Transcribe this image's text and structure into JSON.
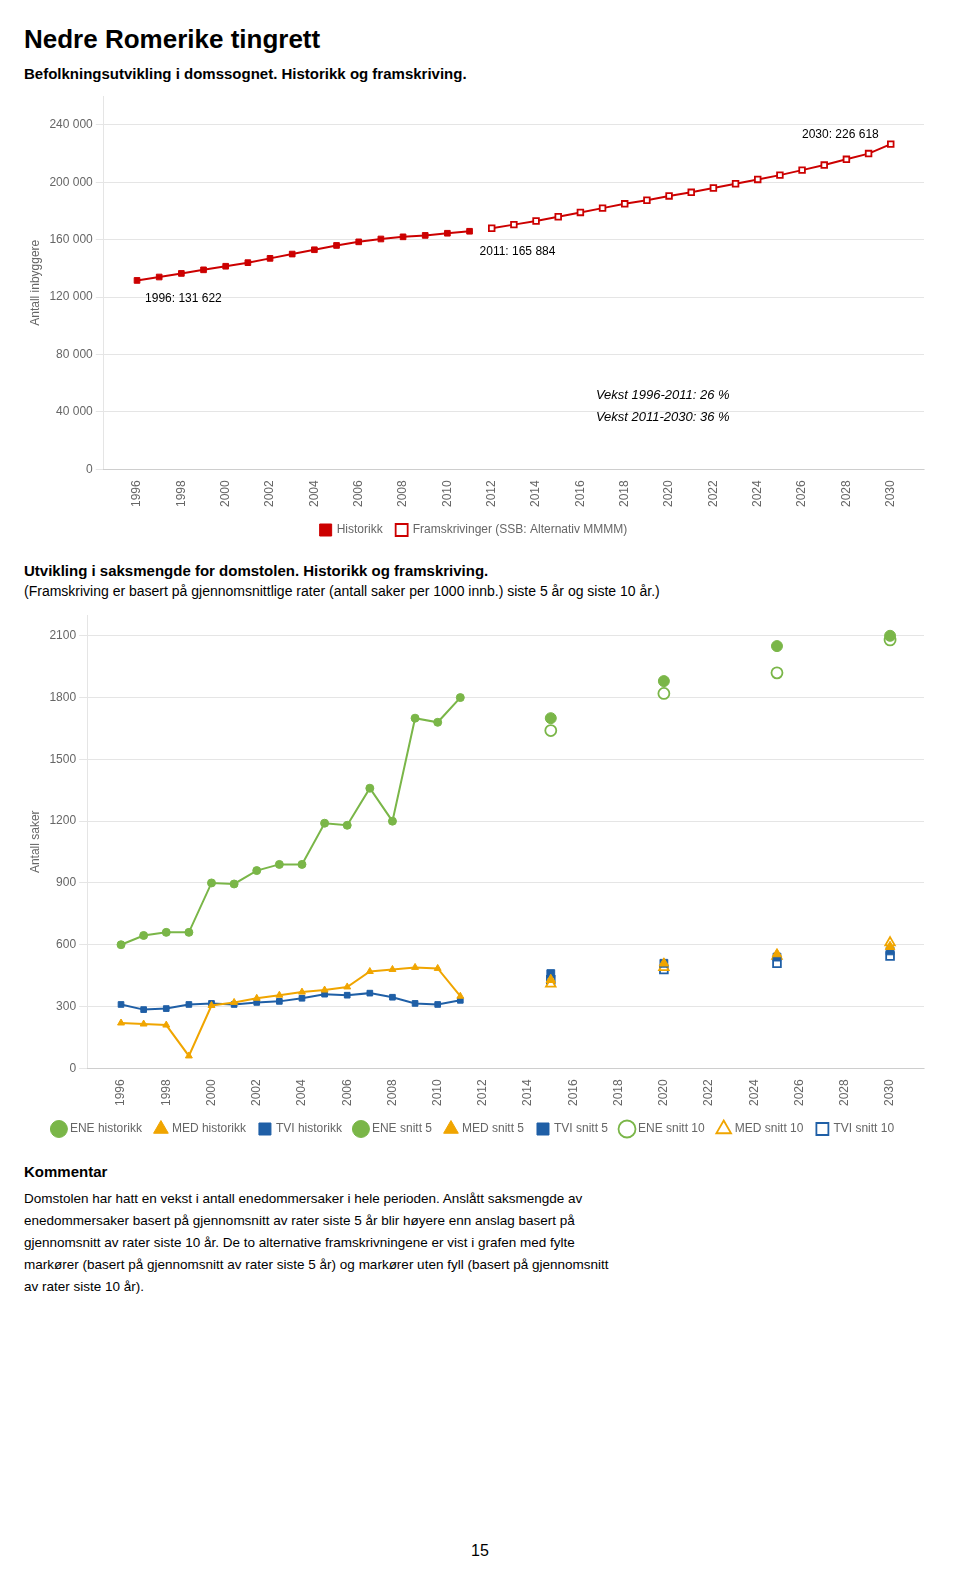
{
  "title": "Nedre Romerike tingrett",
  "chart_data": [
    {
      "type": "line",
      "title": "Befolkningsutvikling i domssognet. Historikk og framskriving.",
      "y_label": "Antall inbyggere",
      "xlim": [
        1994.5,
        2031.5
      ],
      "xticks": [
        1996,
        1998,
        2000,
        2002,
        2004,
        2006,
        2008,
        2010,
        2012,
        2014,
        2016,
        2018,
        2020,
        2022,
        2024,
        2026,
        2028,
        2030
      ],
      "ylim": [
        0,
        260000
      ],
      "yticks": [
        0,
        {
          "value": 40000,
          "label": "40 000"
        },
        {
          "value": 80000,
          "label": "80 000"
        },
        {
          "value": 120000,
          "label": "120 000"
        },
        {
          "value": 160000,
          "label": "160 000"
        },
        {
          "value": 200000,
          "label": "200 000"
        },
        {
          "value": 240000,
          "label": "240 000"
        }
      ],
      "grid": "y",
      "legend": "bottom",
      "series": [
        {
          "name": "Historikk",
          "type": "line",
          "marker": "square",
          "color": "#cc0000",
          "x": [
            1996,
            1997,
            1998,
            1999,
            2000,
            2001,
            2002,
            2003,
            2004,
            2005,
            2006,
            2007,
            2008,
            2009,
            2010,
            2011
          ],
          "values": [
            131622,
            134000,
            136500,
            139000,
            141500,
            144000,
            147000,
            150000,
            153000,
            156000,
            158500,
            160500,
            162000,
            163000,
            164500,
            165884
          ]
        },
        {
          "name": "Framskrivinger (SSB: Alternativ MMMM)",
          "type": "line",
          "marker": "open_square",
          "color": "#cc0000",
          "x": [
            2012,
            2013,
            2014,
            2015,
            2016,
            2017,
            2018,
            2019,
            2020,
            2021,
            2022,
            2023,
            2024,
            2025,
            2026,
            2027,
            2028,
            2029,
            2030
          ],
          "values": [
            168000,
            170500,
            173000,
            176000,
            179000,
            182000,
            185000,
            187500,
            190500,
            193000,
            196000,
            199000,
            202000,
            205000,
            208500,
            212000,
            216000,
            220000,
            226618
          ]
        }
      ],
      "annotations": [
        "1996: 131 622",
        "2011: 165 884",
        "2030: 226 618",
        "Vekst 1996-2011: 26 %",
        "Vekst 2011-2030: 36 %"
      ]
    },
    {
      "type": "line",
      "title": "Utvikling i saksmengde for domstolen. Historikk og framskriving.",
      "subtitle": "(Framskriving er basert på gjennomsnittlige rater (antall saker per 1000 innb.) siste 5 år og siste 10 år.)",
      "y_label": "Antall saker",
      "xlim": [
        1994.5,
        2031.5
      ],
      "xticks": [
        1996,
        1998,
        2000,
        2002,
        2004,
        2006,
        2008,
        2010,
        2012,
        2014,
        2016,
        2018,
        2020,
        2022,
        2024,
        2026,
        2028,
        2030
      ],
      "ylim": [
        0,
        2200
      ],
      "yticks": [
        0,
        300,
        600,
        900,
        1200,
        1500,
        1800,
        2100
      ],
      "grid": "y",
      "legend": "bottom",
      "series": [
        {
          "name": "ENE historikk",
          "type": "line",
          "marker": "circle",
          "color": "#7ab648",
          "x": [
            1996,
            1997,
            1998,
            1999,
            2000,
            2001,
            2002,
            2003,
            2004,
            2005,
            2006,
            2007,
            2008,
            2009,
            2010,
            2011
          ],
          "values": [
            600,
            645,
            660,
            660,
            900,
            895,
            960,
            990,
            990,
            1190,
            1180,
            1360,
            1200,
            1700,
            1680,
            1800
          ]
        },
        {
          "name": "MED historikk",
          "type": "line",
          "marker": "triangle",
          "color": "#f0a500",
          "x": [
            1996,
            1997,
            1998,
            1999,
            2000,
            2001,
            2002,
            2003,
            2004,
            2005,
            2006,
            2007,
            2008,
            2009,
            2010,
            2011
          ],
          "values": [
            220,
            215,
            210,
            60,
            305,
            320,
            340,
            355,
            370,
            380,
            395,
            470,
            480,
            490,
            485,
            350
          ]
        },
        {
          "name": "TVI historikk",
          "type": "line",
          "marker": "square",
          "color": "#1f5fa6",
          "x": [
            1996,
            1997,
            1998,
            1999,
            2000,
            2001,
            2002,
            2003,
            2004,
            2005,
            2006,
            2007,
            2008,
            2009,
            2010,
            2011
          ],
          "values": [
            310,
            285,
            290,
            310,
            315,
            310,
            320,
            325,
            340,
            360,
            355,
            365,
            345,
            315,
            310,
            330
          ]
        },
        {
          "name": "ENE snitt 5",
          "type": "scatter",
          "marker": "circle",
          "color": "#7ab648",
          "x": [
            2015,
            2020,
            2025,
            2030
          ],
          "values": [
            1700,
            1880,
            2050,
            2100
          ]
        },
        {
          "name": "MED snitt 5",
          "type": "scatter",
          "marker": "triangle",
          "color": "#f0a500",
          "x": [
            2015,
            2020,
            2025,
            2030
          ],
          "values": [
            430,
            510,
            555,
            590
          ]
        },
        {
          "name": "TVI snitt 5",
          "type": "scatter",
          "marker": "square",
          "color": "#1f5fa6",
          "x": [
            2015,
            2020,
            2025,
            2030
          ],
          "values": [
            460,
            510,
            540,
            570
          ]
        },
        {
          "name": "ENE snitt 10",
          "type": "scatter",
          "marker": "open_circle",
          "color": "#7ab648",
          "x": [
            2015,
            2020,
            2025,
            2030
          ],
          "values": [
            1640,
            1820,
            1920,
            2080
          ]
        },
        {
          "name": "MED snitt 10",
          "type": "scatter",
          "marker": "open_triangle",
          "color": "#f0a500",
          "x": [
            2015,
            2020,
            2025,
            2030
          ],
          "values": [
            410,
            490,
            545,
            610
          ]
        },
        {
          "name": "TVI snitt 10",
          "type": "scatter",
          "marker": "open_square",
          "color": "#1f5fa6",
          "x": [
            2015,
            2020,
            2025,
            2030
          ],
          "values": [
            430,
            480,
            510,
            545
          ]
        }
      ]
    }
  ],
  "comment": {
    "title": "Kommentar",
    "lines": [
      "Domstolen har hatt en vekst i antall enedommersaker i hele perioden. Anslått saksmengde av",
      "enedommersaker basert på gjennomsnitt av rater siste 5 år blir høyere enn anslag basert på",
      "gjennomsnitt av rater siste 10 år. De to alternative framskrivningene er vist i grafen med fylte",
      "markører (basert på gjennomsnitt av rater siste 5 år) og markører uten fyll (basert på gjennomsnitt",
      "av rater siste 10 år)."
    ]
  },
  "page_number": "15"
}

--

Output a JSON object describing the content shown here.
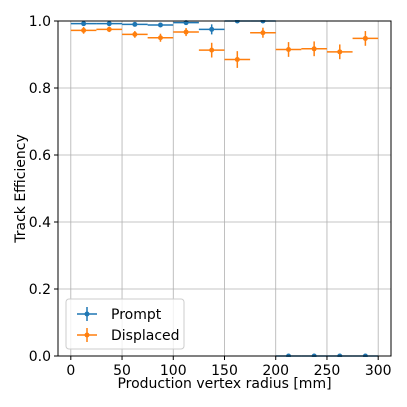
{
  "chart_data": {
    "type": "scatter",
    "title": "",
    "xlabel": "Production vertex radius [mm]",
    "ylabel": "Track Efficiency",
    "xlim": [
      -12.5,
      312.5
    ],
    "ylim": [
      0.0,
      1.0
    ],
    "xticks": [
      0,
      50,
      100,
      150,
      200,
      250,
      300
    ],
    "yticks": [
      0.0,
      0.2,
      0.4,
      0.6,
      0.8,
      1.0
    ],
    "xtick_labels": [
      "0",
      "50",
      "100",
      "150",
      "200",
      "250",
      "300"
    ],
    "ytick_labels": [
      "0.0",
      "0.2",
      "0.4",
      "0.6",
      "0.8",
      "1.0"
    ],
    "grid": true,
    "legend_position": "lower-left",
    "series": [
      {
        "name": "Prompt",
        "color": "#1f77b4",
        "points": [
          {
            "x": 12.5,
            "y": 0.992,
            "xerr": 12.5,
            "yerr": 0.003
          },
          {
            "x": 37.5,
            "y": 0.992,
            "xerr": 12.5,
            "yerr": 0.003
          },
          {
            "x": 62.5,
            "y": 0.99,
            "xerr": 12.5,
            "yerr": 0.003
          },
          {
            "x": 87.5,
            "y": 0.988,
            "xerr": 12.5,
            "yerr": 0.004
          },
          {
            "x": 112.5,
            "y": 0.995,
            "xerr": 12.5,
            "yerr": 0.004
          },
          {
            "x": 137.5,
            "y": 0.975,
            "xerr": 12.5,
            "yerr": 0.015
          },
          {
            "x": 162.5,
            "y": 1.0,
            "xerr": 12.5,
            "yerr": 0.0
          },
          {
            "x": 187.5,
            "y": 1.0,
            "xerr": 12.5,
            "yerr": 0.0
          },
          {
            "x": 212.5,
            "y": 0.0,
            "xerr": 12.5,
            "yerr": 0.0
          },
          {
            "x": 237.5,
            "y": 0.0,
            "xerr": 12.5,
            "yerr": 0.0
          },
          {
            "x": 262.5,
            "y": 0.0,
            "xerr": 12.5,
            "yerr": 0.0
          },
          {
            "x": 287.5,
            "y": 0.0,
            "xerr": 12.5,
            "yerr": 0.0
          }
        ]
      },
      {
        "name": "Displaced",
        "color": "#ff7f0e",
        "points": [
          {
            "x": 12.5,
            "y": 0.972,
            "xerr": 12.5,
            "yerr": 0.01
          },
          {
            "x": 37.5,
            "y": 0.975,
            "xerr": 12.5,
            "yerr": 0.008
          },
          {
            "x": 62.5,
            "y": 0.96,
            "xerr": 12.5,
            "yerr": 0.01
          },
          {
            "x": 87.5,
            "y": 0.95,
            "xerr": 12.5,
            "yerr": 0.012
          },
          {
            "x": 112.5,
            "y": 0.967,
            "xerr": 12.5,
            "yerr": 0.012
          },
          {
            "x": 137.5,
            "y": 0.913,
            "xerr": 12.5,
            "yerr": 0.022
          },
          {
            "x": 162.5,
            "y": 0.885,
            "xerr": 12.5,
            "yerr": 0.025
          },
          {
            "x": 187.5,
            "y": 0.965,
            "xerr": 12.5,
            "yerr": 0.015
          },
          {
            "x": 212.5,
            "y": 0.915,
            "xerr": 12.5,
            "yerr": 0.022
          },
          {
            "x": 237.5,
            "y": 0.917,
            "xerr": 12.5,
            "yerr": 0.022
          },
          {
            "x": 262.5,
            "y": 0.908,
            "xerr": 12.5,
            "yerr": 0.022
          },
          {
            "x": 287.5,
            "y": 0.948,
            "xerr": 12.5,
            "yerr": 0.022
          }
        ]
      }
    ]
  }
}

▸ JOB
Pull out every line containing "basert".

▸ SOLUTION TO THE EXERCISE
      "subtitle": "(Framskriving er basert på gjennomsnittlige rater (antall saker per 1000 innb.) siste 5 år og siste 10 år.)",
      "enedommersaker basert på gjennomsnitt av rater siste 5 år blir høyere enn anslag basert på",
      "markører (basert på gjennomsnitt av rater siste 5 år) og markører uten fyll (basert på gjennomsnitt",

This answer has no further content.